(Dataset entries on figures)

------------

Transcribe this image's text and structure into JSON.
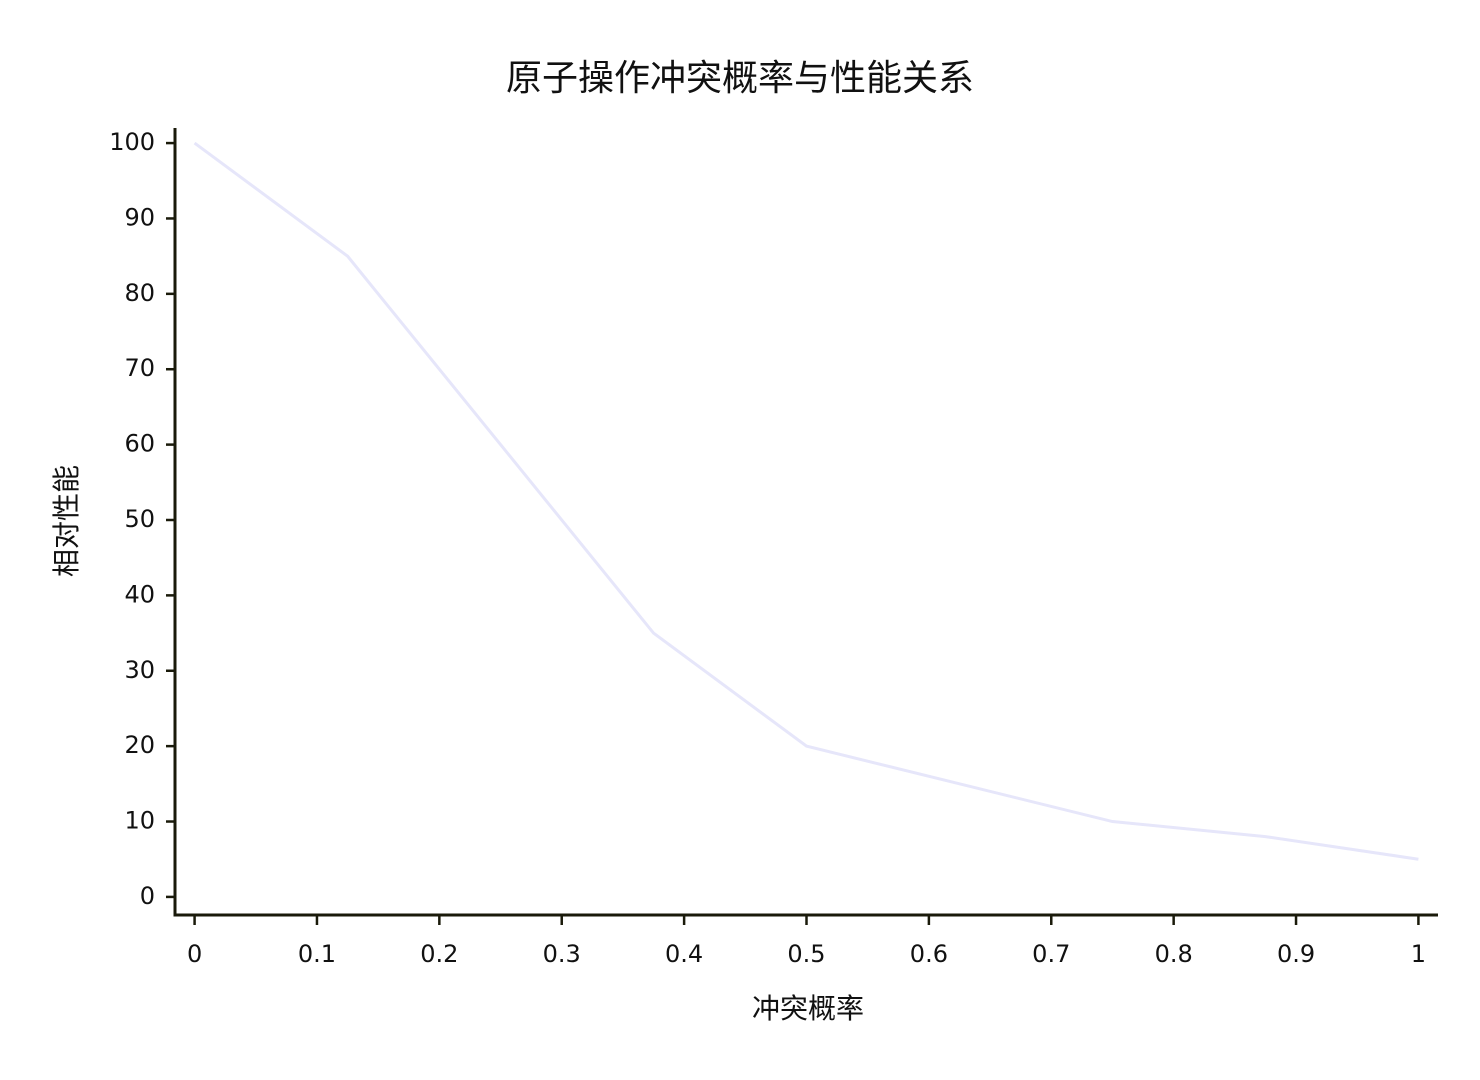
{
  "chart_data": {
    "type": "line",
    "title": "原子操作冲突概率与性能关系",
    "x_label": "冲突概率",
    "y_label": "相对性能",
    "x": [
      0,
      0.125,
      0.25,
      0.375,
      0.5,
      0.625,
      0.75,
      0.875,
      1
    ],
    "values": [
      100,
      85,
      60,
      35,
      20,
      15,
      10,
      8,
      5
    ],
    "color": "#e6e6fa",
    "axis_color": "#1a1a0a",
    "xlim": [
      -0.016,
      1.016
    ],
    "ylim": [
      -2.4,
      102
    ],
    "xticks": [
      0,
      0.1,
      0.2,
      0.3,
      0.4,
      0.5,
      0.6,
      0.7,
      0.8,
      0.9,
      1
    ],
    "yticks": [
      0,
      10,
      20,
      30,
      40,
      50,
      60,
      70,
      80,
      90,
      100
    ],
    "grid": false
  }
}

------------

__Problem to solve__.
Extract the text of all the records above verbatim, excluding pictures.

__Exercise response__.
Transcribe this image's text and structure into JSON.
{
  "chart_data": {
    "type": "line",
    "title": "原子操作冲突概率与性能关系",
    "x_label": "冲突概率",
    "y_label": "相对性能",
    "x": [
      0,
      0.125,
      0.25,
      0.375,
      0.5,
      0.625,
      0.75,
      0.875,
      1
    ],
    "values": [
      100,
      85,
      60,
      35,
      20,
      15,
      10,
      8,
      5
    ],
    "color": "#e6e6fa",
    "axis_color": "#1a1a0a",
    "xlim": [
      -0.016,
      1.016
    ],
    "ylim": [
      -2.4,
      102
    ],
    "xticks": [
      0,
      0.1,
      0.2,
      0.3,
      0.4,
      0.5,
      0.6,
      0.7,
      0.8,
      0.9,
      1
    ],
    "yticks": [
      0,
      10,
      20,
      30,
      40,
      50,
      60,
      70,
      80,
      90,
      100
    ],
    "grid": false
  }
}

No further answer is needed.